• [GIVEN REQUEST]:
Copy out the items below, replacing every "customer-point" with "demand-point" and keeping everything else the same.

======== EXTRACTED DATA

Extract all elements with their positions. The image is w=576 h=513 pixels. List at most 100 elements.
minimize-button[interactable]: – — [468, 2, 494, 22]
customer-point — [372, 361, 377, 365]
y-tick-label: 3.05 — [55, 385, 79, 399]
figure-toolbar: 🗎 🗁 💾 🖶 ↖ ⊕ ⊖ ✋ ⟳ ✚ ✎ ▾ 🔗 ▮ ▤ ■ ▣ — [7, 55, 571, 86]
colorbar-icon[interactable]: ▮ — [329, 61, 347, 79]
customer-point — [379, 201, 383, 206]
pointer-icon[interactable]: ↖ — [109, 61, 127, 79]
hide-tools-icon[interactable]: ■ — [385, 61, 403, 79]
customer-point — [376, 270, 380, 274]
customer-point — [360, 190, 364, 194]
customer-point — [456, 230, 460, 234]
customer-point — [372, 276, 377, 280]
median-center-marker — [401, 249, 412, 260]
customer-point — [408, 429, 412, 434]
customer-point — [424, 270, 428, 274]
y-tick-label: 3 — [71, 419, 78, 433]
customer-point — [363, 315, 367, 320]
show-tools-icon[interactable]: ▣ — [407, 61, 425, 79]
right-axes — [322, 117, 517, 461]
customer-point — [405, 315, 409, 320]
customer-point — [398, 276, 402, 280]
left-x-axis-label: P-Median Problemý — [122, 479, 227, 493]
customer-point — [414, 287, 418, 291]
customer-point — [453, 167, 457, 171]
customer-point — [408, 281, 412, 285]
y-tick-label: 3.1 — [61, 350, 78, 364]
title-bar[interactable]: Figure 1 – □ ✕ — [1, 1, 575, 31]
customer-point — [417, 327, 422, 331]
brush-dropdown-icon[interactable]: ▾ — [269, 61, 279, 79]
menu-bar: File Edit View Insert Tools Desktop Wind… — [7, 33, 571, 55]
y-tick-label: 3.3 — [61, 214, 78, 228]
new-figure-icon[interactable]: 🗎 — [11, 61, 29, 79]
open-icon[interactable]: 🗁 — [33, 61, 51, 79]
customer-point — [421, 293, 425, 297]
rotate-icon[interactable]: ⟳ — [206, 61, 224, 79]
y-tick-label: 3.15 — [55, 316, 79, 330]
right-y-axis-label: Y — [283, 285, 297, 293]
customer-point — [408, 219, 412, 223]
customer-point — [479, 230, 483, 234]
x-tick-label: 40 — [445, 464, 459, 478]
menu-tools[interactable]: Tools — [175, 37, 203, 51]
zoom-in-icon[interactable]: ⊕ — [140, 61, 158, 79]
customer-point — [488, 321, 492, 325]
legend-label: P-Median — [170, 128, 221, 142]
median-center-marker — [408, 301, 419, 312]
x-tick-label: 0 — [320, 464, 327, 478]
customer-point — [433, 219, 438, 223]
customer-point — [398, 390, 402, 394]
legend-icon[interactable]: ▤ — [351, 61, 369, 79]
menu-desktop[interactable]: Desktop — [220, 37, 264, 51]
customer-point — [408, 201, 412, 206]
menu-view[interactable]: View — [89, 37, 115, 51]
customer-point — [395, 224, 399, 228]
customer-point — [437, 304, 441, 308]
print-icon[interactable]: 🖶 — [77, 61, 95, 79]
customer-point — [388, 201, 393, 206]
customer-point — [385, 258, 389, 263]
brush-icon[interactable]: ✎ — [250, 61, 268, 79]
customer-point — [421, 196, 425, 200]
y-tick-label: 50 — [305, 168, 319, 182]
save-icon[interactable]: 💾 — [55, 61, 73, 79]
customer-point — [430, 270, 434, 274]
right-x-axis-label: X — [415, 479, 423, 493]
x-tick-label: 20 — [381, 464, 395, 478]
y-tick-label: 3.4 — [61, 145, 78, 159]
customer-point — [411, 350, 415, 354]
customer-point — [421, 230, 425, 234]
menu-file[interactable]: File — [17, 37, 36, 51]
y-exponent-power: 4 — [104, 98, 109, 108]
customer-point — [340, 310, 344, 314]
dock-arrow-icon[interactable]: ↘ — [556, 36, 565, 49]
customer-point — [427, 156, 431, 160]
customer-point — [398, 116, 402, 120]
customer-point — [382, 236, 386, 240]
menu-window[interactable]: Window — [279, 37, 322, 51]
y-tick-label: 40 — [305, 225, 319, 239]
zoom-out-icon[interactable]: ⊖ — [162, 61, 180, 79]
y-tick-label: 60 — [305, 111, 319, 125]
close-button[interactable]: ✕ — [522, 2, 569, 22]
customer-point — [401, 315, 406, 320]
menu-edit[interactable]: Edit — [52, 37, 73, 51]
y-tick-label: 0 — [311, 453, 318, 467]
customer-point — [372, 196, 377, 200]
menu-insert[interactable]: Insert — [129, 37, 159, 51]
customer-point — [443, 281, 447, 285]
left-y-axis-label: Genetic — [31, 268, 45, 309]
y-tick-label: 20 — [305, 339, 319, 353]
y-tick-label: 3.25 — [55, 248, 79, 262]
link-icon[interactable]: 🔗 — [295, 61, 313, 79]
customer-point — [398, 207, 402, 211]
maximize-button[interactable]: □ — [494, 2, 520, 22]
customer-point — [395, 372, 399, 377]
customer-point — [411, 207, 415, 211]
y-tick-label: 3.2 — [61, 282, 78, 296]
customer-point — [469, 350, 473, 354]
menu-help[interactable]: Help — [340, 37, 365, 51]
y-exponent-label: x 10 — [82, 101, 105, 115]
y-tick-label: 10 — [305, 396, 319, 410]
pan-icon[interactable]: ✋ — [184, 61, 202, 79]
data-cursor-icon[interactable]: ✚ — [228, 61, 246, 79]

================

• [WRITTEN ANSWER]:
Extract all elements with their positions. The image is w=576 h=513 pixels. List at most 100 elements.
minimize-button[interactable]: – — [468, 2, 494, 22]
demand-point — [372, 361, 377, 365]
y-tick-label: 3.05 — [55, 385, 79, 399]
figure-toolbar: 🗎 🗁 💾 🖶 ↖ ⊕ ⊖ ✋ ⟳ ✚ ✎ ▾ 🔗 ▮ ▤ ■ ▣ — [7, 55, 571, 86]
colorbar-icon[interactable]: ▮ — [329, 61, 347, 79]
demand-point — [379, 201, 383, 206]
pointer-icon[interactable]: ↖ — [109, 61, 127, 79]
hide-tools-icon[interactable]: ■ — [385, 61, 403, 79]
demand-point — [376, 270, 380, 274]
demand-point — [360, 190, 364, 194]
demand-point — [456, 230, 460, 234]
demand-point — [372, 276, 377, 280]
median-center-marker — [401, 249, 412, 260]
demand-point — [408, 429, 412, 434]
demand-point — [424, 270, 428, 274]
y-tick-label: 3 — [71, 419, 78, 433]
demand-point — [363, 315, 367, 320]
show-tools-icon[interactable]: ▣ — [407, 61, 425, 79]
right-axes — [322, 117, 517, 461]
demand-point — [405, 315, 409, 320]
demand-point — [398, 276, 402, 280]
left-x-axis-label: P-Median Problemý — [122, 479, 227, 493]
demand-point — [414, 287, 418, 291]
demand-point — [453, 167, 457, 171]
demand-point — [408, 281, 412, 285]
y-tick-label: 3.1 — [61, 350, 78, 364]
title-bar[interactable]: Figure 1 – □ ✕ — [1, 1, 575, 31]
demand-point — [417, 327, 422, 331]
brush-dropdown-icon[interactable]: ▾ — [269, 61, 279, 79]
menu-bar: File Edit View Insert Tools Desktop Wind… — [7, 33, 571, 55]
y-tick-label: 3.3 — [61, 214, 78, 228]
new-figure-icon[interactable]: 🗎 — [11, 61, 29, 79]
open-icon[interactable]: 🗁 — [33, 61, 51, 79]
demand-point — [421, 293, 425, 297]
rotate-icon[interactable]: ⟳ — [206, 61, 224, 79]
y-tick-label: 3.15 — [55, 316, 79, 330]
right-y-axis-label: Y — [283, 285, 297, 293]
demand-point — [408, 219, 412, 223]
demand-point — [479, 230, 483, 234]
x-tick-label: 40 — [445, 464, 459, 478]
menu-tools[interactable]: Tools — [175, 37, 203, 51]
zoom-in-icon[interactable]: ⊕ — [140, 61, 158, 79]
demand-point — [488, 321, 492, 325]
legend-label: P-Median — [170, 128, 221, 142]
median-center-marker — [408, 301, 419, 312]
x-tick-label: 0 — [320, 464, 327, 478]
demand-point — [433, 219, 438, 223]
demand-point — [398, 390, 402, 394]
legend-icon[interactable]: ▤ — [351, 61, 369, 79]
menu-desktop[interactable]: Desktop — [220, 37, 264, 51]
demand-point — [408, 201, 412, 206]
menu-view[interactable]: View — [89, 37, 115, 51]
demand-point — [395, 224, 399, 228]
demand-point — [437, 304, 441, 308]
print-icon[interactable]: 🖶 — [77, 61, 95, 79]
demand-point — [388, 201, 393, 206]
demand-point — [385, 258, 389, 263]
brush-icon[interactable]: ✎ — [250, 61, 268, 79]
demand-point — [421, 196, 425, 200]
y-tick-label: 50 — [305, 168, 319, 182]
save-icon[interactable]: 💾 — [55, 61, 73, 79]
demand-point — [430, 270, 434, 274]
right-x-axis-label: X — [415, 479, 423, 493]
x-tick-label: 20 — [381, 464, 395, 478]
y-tick-label: 3.4 — [61, 145, 78, 159]
demand-point — [411, 350, 415, 354]
demand-point — [421, 230, 425, 234]
menu-file[interactable]: File — [17, 37, 36, 51]
y-exponent-power: 4 — [104, 98, 109, 108]
demand-point — [340, 310, 344, 314]
dock-arrow-icon[interactable]: ↘ — [556, 36, 565, 49]
demand-point — [427, 156, 431, 160]
demand-point — [398, 116, 402, 120]
demand-point — [382, 236, 386, 240]
menu-window[interactable]: Window — [279, 37, 322, 51]
y-tick-label: 40 — [305, 225, 319, 239]
zoom-out-icon[interactable]: ⊖ — [162, 61, 180, 79]
y-tick-label: 60 — [305, 111, 319, 125]
close-button[interactable]: ✕ — [522, 2, 569, 22]
demand-point — [401, 315, 406, 320]
menu-edit[interactable]: Edit — [52, 37, 73, 51]
y-tick-label: 0 — [311, 453, 318, 467]
demand-point — [372, 196, 377, 200]
menu-insert[interactable]: Insert — [129, 37, 159, 51]
demand-point — [443, 281, 447, 285]
left-y-axis-label: Genetic — [31, 268, 45, 309]
y-tick-label: 20 — [305, 339, 319, 353]
y-tick-label: 3.25 — [55, 248, 79, 262]
link-icon[interactable]: 🔗 — [295, 61, 313, 79]
demand-point — [398, 207, 402, 211]
maximize-button[interactable]: □ — [494, 2, 520, 22]
demand-point — [395, 372, 399, 377]
demand-point — [411, 207, 415, 211]
y-tick-label: 3.2 — [61, 282, 78, 296]
demand-point — [469, 350, 473, 354]
menu-help[interactable]: Help — [340, 37, 365, 51]
y-exponent-label: x 10 — [82, 101, 105, 115]
y-tick-label: 10 — [305, 396, 319, 410]
pan-icon[interactable]: ✋ — [184, 61, 202, 79]
data-cursor-icon[interactable]: ✚ — [228, 61, 246, 79]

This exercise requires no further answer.